What the task asks
Skip every image and restate the data word for word.

[Data listing]
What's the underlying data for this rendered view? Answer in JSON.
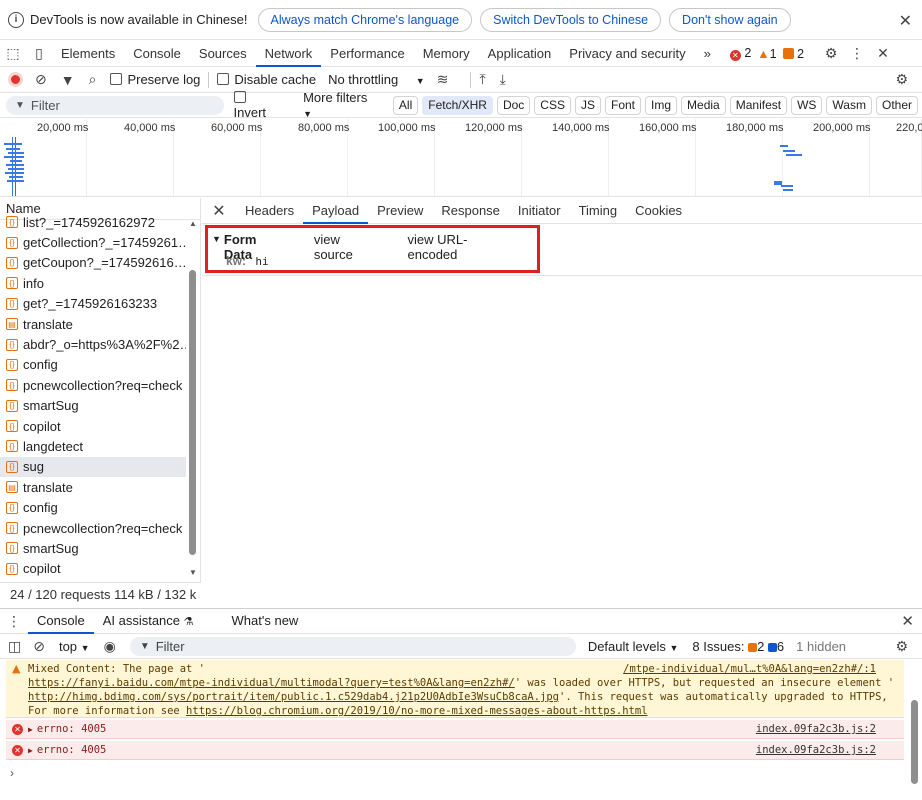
{
  "infobar": {
    "message": "DevTools is now available in Chinese!",
    "btn_match": "Always match Chrome's language",
    "btn_switch": "Switch DevTools to Chinese",
    "btn_dont_show": "Don't show again"
  },
  "main_tabs": [
    "Elements",
    "Console",
    "Sources",
    "Network",
    "Performance",
    "Memory",
    "Application",
    "Privacy and security"
  ],
  "main_tabs_active": "Network",
  "badges": {
    "errors": "2",
    "warnings": "1",
    "issues": "2"
  },
  "net_toolbar": {
    "preserve_log": "Preserve log",
    "disable_cache": "Disable cache",
    "throttling": "No throttling"
  },
  "filter": {
    "placeholder": "Filter",
    "invert": "Invert",
    "more_filters": "More filters",
    "types": [
      "All",
      "Fetch/XHR",
      "Doc",
      "CSS",
      "JS",
      "Font",
      "Img",
      "Media",
      "Manifest",
      "WS",
      "Wasm",
      "Other"
    ],
    "active_type": "Fetch/XHR"
  },
  "timeline": {
    "ticks": [
      "20,000 ms",
      "40,000 ms",
      "60,000 ms",
      "80,000 ms",
      "100,000 ms",
      "120,000 ms",
      "140,000 ms",
      "160,000 ms",
      "180,000 ms",
      "200,000 ms",
      "220,0"
    ]
  },
  "requests": {
    "header": "Name",
    "rows": [
      {
        "name": "list?_=1745926162972",
        "icon": "xhr"
      },
      {
        "name": "getCollection?_=17459261…",
        "icon": "xhr"
      },
      {
        "name": "getCoupon?_=174592616…",
        "icon": "xhr"
      },
      {
        "name": "info",
        "icon": "xhr"
      },
      {
        "name": "get?_=1745926163233",
        "icon": "xhr"
      },
      {
        "name": "translate",
        "icon": "doc"
      },
      {
        "name": "abdr?_o=https%3A%2F%2…",
        "icon": "xhr"
      },
      {
        "name": "config",
        "icon": "xhr"
      },
      {
        "name": "pcnewcollection?req=check",
        "icon": "xhr"
      },
      {
        "name": "smartSug",
        "icon": "xhr"
      },
      {
        "name": "copilot",
        "icon": "xhr"
      },
      {
        "name": "langdetect",
        "icon": "xhr"
      },
      {
        "name": "sug",
        "icon": "xhr",
        "selected": true
      },
      {
        "name": "translate",
        "icon": "doc"
      },
      {
        "name": "config",
        "icon": "xhr"
      },
      {
        "name": "pcnewcollection?req=check",
        "icon": "xhr"
      },
      {
        "name": "smartSug",
        "icon": "xhr"
      },
      {
        "name": "copilot",
        "icon": "xhr"
      }
    ],
    "status": "24 / 120 requests    114 kB / 132 k"
  },
  "detail": {
    "tabs": [
      "Headers",
      "Payload",
      "Preview",
      "Response",
      "Initiator",
      "Timing",
      "Cookies"
    ],
    "active_tab": "Payload",
    "form_data_title": "Form Data",
    "view_source": "view source",
    "view_url_encoded": "view URL-encoded",
    "key": "kw:",
    "value": "hi"
  },
  "drawer": {
    "tabs": [
      "Console",
      "AI assistance",
      "What's new"
    ],
    "active_tab": "Console",
    "context": "top",
    "filter_placeholder": "Filter",
    "levels": "Default levels",
    "issues_label": "8 Issues:",
    "issues_warn": "2",
    "issues_info": "6",
    "hidden": "1 hidden"
  },
  "console": {
    "warning": {
      "text1": "Mixed Content: The page at '",
      "link1": "https://fanyi.baidu.com/mtpe-individual/multimodal?query=test%0A&lang=en2zh#/",
      "text2": "' was loaded over HTTPS, but requested an insecure element '",
      "link2": "http://himg.bdimg.com/sys/portrait/item/public.1.c529dab4.j21p2U0AdbIe3WsuCb8caA.jpg",
      "text3": "'. This request was automatically upgraded to HTTPS, For more information see ",
      "link3": "https://blog.chromium.org/2019/10/no-more-mixed-messages-about-https.html",
      "source": "/mtpe-individual/mul…t%0A&lang=en2zh#/:1"
    },
    "errors": [
      {
        "text": "errno: 4005",
        "source": "index.09fa2c3b.js:2"
      },
      {
        "text": "errno: 4005",
        "source": "index.09fa2c3b.js:2"
      }
    ]
  },
  "colors": {
    "accent": "#0b57d0",
    "highlight": "#e02020",
    "error": "#dc362e",
    "warning": "#e8710a"
  }
}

Written response
What's the underlying data for this rendered view? Answer in JSON.
{
  "infobar": {
    "message": "DevTools is now available in Chinese!",
    "btn_match": "Always match Chrome's language",
    "btn_switch": "Switch DevTools to Chinese",
    "btn_dont_show": "Don't show again"
  },
  "main_tabs": [
    "Elements",
    "Console",
    "Sources",
    "Network",
    "Performance",
    "Memory",
    "Application",
    "Privacy and security"
  ],
  "main_tabs_active": "Network",
  "badges": {
    "errors": "2",
    "warnings": "1",
    "issues": "2"
  },
  "net_toolbar": {
    "preserve_log": "Preserve log",
    "disable_cache": "Disable cache",
    "throttling": "No throttling"
  },
  "filter": {
    "placeholder": "Filter",
    "invert": "Invert",
    "more_filters": "More filters",
    "types": [
      "All",
      "Fetch/XHR",
      "Doc",
      "CSS",
      "JS",
      "Font",
      "Img",
      "Media",
      "Manifest",
      "WS",
      "Wasm",
      "Other"
    ],
    "active_type": "Fetch/XHR"
  },
  "timeline": {
    "ticks": [
      "20,000 ms",
      "40,000 ms",
      "60,000 ms",
      "80,000 ms",
      "100,000 ms",
      "120,000 ms",
      "140,000 ms",
      "160,000 ms",
      "180,000 ms",
      "200,000 ms",
      "220,0"
    ]
  },
  "requests": {
    "header": "Name",
    "rows": [
      {
        "name": "list?_=1745926162972",
        "icon": "xhr"
      },
      {
        "name": "getCollection?_=17459261…",
        "icon": "xhr"
      },
      {
        "name": "getCoupon?_=174592616…",
        "icon": "xhr"
      },
      {
        "name": "info",
        "icon": "xhr"
      },
      {
        "name": "get?_=1745926163233",
        "icon": "xhr"
      },
      {
        "name": "translate",
        "icon": "doc"
      },
      {
        "name": "abdr?_o=https%3A%2F%2…",
        "icon": "xhr"
      },
      {
        "name": "config",
        "icon": "xhr"
      },
      {
        "name": "pcnewcollection?req=check",
        "icon": "xhr"
      },
      {
        "name": "smartSug",
        "icon": "xhr"
      },
      {
        "name": "copilot",
        "icon": "xhr"
      },
      {
        "name": "langdetect",
        "icon": "xhr"
      },
      {
        "name": "sug",
        "icon": "xhr",
        "selected": true
      },
      {
        "name": "translate",
        "icon": "doc"
      },
      {
        "name": "config",
        "icon": "xhr"
      },
      {
        "name": "pcnewcollection?req=check",
        "icon": "xhr"
      },
      {
        "name": "smartSug",
        "icon": "xhr"
      },
      {
        "name": "copilot",
        "icon": "xhr"
      }
    ],
    "status": "24 / 120 requests    114 kB / 132 k"
  },
  "detail": {
    "tabs": [
      "Headers",
      "Payload",
      "Preview",
      "Response",
      "Initiator",
      "Timing",
      "Cookies"
    ],
    "active_tab": "Payload",
    "form_data_title": "Form Data",
    "view_source": "view source",
    "view_url_encoded": "view URL-encoded",
    "key": "kw:",
    "value": "hi"
  },
  "drawer": {
    "tabs": [
      "Console",
      "AI assistance",
      "What's new"
    ],
    "active_tab": "Console",
    "context": "top",
    "filter_placeholder": "Filter",
    "levels": "Default levels",
    "issues_label": "8 Issues:",
    "issues_warn": "2",
    "issues_info": "6",
    "hidden": "1 hidden"
  },
  "console": {
    "warning": {
      "text1": "Mixed Content: The page at '",
      "link1": "https://fanyi.baidu.com/mtpe-individual/multimodal?query=test%0A&lang=en2zh#/",
      "text2": "' was loaded over HTTPS, but requested an insecure element '",
      "link2": "http://himg.bdimg.com/sys/portrait/item/public.1.c529dab4.j21p2U0AdbIe3WsuCb8caA.jpg",
      "text3": "'. This request was automatically upgraded to HTTPS, For more information see ",
      "link3": "https://blog.chromium.org/2019/10/no-more-mixed-messages-about-https.html",
      "source": "/mtpe-individual/mul…t%0A&lang=en2zh#/:1"
    },
    "errors": [
      {
        "text": "errno: 4005",
        "source": "index.09fa2c3b.js:2"
      },
      {
        "text": "errno: 4005",
        "source": "index.09fa2c3b.js:2"
      }
    ]
  },
  "colors": {
    "accent": "#0b57d0",
    "highlight": "#e02020",
    "error": "#dc362e",
    "warning": "#e8710a"
  }
}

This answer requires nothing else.